■ Material provided:
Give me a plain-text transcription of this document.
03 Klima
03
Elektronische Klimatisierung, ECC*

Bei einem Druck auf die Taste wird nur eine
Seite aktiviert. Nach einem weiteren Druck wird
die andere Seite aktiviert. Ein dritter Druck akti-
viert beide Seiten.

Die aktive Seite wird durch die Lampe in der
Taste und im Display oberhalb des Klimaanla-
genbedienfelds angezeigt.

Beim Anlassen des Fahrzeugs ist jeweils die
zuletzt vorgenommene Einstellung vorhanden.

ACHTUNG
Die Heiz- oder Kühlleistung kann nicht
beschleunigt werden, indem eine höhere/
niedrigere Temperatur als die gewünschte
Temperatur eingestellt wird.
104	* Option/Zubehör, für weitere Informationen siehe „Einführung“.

■ Exercise brief:
The reply is a bare number, the count of lines in these entries that hold the word "Temperatur".

■ The answer:
2